Data records

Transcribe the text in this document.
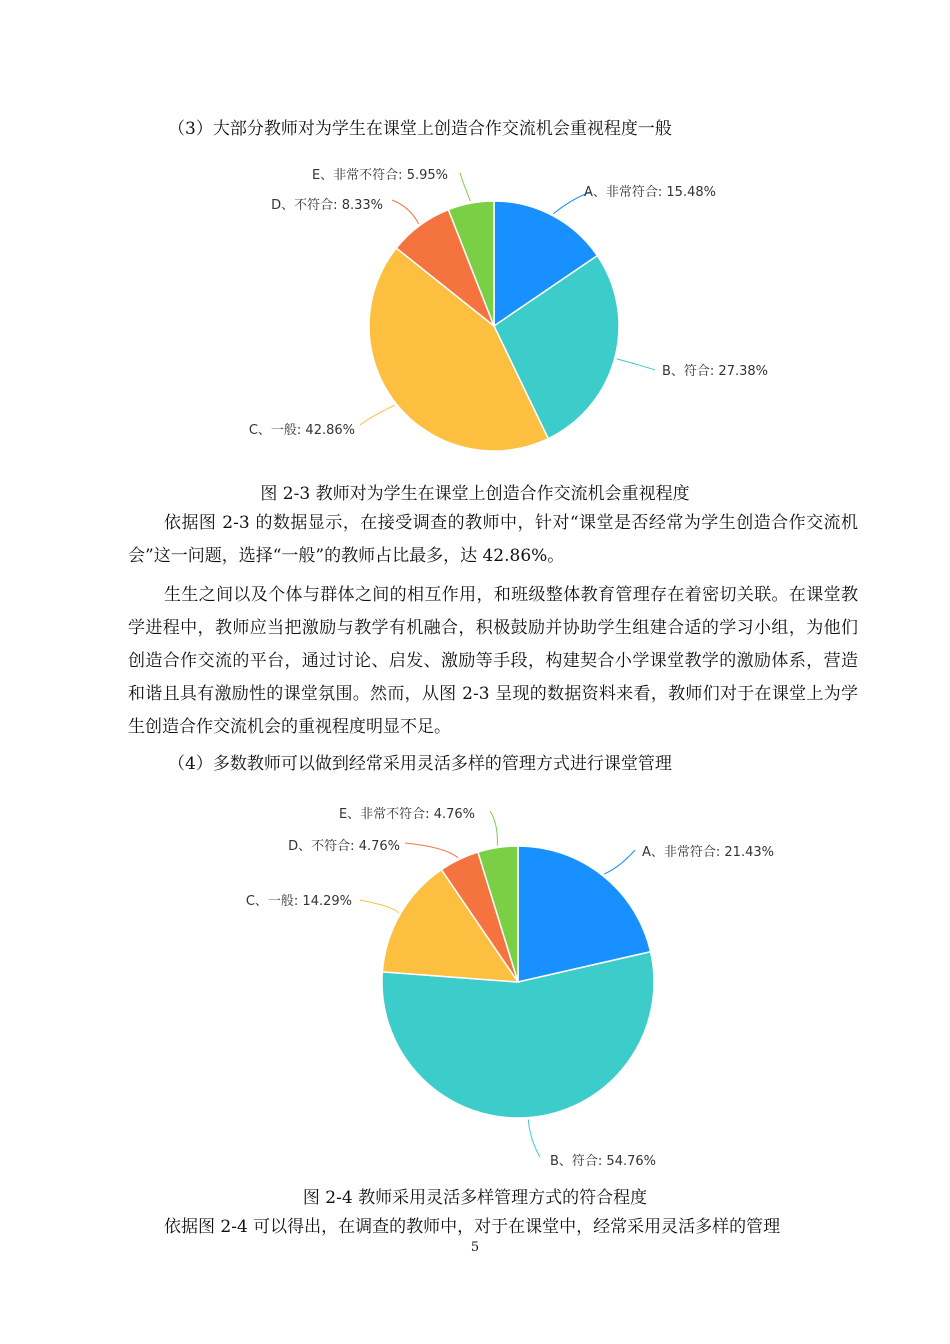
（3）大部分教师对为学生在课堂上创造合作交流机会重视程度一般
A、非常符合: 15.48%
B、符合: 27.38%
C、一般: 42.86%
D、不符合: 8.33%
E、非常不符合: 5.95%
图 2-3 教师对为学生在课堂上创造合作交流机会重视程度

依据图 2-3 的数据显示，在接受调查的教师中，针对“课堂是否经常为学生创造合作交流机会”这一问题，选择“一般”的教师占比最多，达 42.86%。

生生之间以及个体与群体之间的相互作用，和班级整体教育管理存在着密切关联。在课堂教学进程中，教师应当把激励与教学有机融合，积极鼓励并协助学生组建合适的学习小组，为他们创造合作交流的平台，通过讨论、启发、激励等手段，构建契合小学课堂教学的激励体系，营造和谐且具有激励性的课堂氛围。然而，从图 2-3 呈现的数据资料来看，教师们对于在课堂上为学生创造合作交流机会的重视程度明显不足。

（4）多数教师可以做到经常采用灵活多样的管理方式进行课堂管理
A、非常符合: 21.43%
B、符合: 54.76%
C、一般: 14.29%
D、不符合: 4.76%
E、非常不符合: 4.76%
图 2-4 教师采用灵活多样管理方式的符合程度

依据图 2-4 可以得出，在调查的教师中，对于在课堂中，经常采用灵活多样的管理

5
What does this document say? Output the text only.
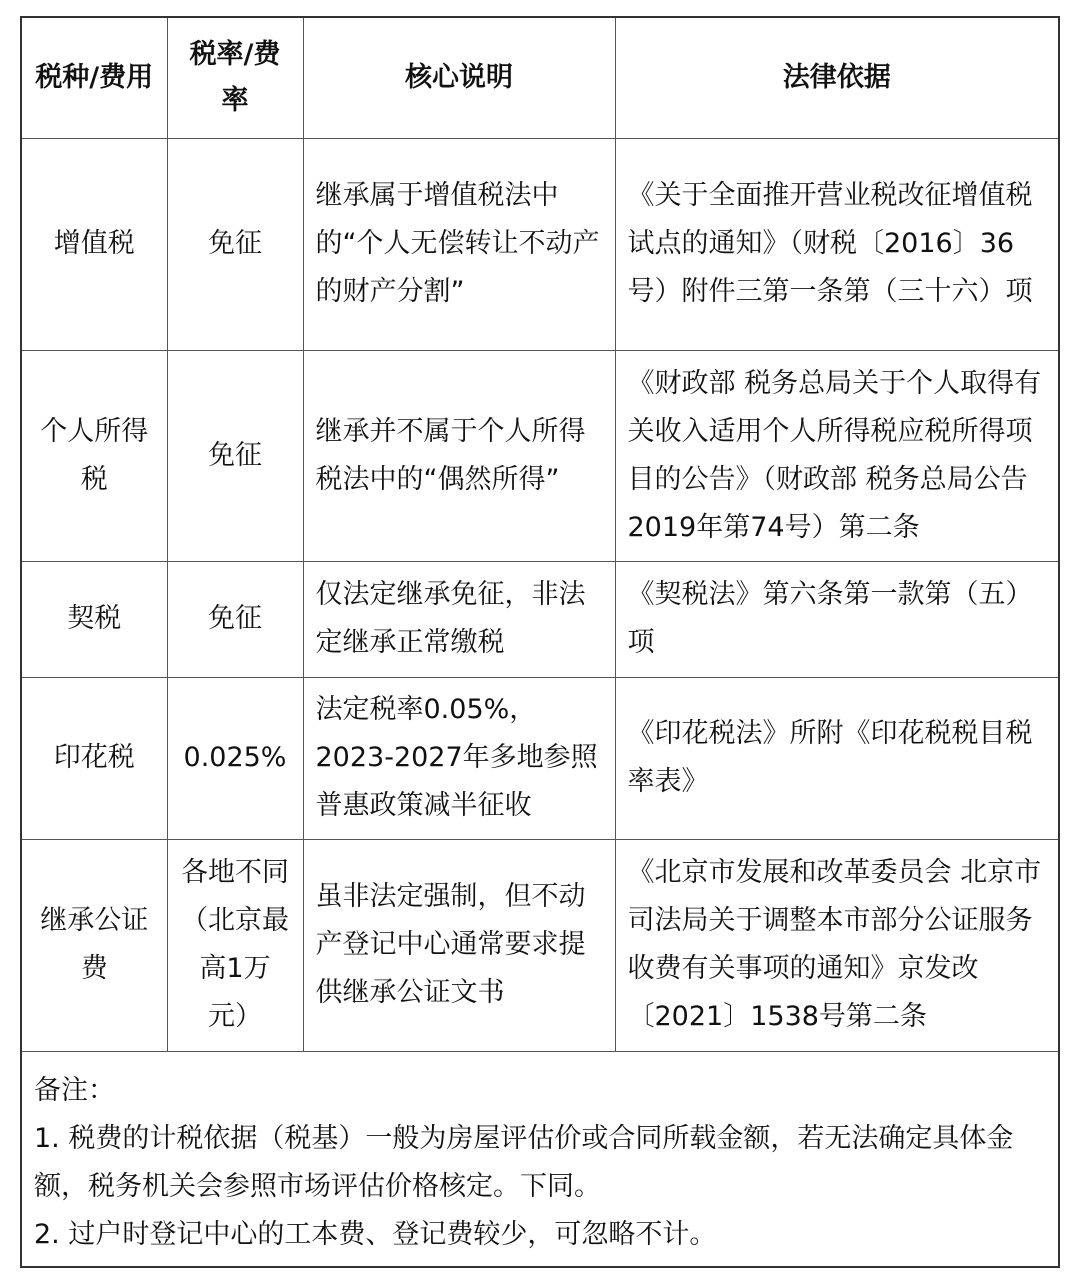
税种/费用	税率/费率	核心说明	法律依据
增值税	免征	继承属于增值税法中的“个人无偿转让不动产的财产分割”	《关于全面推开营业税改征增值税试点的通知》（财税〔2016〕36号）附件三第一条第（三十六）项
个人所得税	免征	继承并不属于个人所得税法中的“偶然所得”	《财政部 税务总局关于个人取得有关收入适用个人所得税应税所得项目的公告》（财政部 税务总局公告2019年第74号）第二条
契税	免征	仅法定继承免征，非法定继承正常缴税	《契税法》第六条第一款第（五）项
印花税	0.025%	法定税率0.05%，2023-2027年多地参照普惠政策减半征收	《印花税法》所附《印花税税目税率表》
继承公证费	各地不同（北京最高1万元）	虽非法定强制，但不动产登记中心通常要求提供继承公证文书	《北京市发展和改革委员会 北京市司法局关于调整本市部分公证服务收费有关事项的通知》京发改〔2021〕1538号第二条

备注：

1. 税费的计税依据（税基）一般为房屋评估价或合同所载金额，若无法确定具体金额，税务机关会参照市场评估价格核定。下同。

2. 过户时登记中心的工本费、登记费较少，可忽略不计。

EXERCISE GOAL ▸ All the lines above are to be given again exactly as they read, with the pictures removed.

FINISHED EXERCISE ▸
Transcribe the text in this document.
（3）大部分教师对为学生在课堂上创造合作交流机会重视程度一般
A、非常符合: 15.48%
B、符合: 27.38%
C、一般: 42.86%
D、不符合: 8.33%
E、非常不符合: 5.95%
图 2-3 教师对为学生在课堂上创造合作交流机会重视程度

依据图 2-3 的数据显示，在接受调查的教师中，针对“课堂是否经常为学生创造合作交流机会”这一问题，选择“一般”的教师占比最多，达 42.86%。

生生之间以及个体与群体之间的相互作用，和班级整体教育管理存在着密切关联。在课堂教学进程中，教师应当把激励与教学有机融合，积极鼓励并协助学生组建合适的学习小组，为他们创造合作交流的平台，通过讨论、启发、激励等手段，构建契合小学课堂教学的激励体系，营造和谐且具有激励性的课堂氛围。然而，从图 2-3 呈现的数据资料来看，教师们对于在课堂上为学生创造合作交流机会的重视程度明显不足。

（4）多数教师可以做到经常采用灵活多样的管理方式进行课堂管理
A、非常符合: 21.43%
B、符合: 54.76%
C、一般: 14.29%
D、不符合: 4.76%
E、非常不符合: 4.76%
图 2-4 教师采用灵活多样管理方式的符合程度

依据图 2-4 可以得出，在调查的教师中，对于在课堂中，经常采用灵活多样的管理

5
What does this document say? Output the text only.
税种/费用	税率/费率	核心说明	法律依据
增值税	免征	继承属于增值税法中的“个人无偿转让不动产的财产分割”	《关于全面推开营业税改征增值税试点的通知》（财税〔2016〕36号）附件三第一条第（三十六）项
个人所得税	免征	继承并不属于个人所得税法中的“偶然所得”	《财政部 税务总局关于个人取得有关收入适用个人所得税应税所得项目的公告》（财政部 税务总局公告2019年第74号）第二条
契税	免征	仅法定继承免征，非法定继承正常缴税	《契税法》第六条第一款第（五）项
印花税	0.025%	法定税率0.05%，2023-2027年多地参照普惠政策减半征收	《印花税法》所附《印花税税目税率表》
继承公证费	各地不同（北京最高1万元）	虽非法定强制，但不动产登记中心通常要求提供继承公证文书	《北京市发展和改革委员会 北京市司法局关于调整本市部分公证服务收费有关事项的通知》京发改〔2021〕1538号第二条

备注：

1. 税费的计税依据（税基）一般为房屋评估价或合同所载金额，若无法确定具体金额，税务机关会参照市场评估价格核定。下同。

2. 过户时登记中心的工本费、登记费较少，可忽略不计。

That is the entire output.